## DIRECTIONS
Examine the entries below, count the lines holding the string "from", and respond with the number only.
■ ■ ■ ■ ■ ■ ■
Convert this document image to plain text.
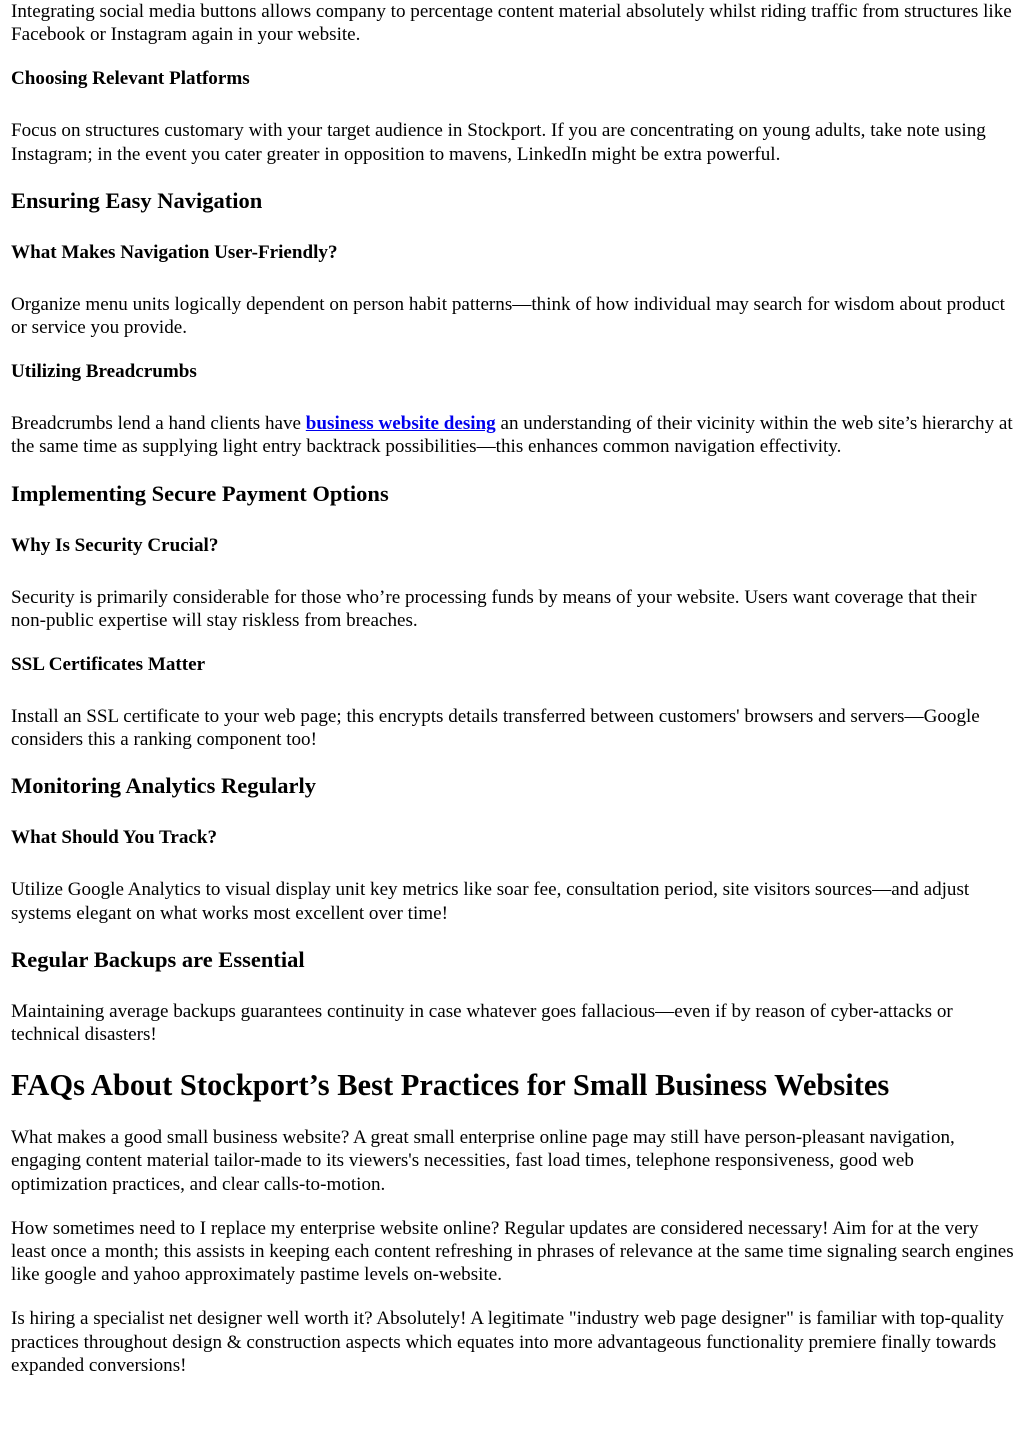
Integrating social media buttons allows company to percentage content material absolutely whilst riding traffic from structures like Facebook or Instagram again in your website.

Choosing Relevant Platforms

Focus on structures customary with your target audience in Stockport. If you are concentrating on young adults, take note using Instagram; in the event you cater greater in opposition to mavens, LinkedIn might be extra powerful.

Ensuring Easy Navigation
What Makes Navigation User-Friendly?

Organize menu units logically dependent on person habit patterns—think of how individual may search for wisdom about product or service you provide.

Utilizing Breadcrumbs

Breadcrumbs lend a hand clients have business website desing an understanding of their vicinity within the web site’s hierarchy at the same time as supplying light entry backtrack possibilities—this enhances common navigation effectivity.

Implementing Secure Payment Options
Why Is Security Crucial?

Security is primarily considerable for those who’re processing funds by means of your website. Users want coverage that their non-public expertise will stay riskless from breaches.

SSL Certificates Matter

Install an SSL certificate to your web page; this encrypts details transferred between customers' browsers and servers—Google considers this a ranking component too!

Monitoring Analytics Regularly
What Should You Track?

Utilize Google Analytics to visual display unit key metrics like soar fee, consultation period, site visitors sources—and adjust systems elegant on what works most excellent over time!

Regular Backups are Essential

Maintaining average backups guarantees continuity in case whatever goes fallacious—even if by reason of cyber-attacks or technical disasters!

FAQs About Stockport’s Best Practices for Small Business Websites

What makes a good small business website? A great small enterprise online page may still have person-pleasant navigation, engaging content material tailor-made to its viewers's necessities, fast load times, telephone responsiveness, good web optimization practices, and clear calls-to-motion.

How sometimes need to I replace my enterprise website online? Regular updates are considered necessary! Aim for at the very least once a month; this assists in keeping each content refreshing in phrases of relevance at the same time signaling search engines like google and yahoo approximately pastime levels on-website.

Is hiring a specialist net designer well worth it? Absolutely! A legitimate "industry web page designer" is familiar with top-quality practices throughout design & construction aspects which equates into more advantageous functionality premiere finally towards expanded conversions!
■ ■ ■ ■ ■ ■ ■
## EXERCISE SOLUTION
2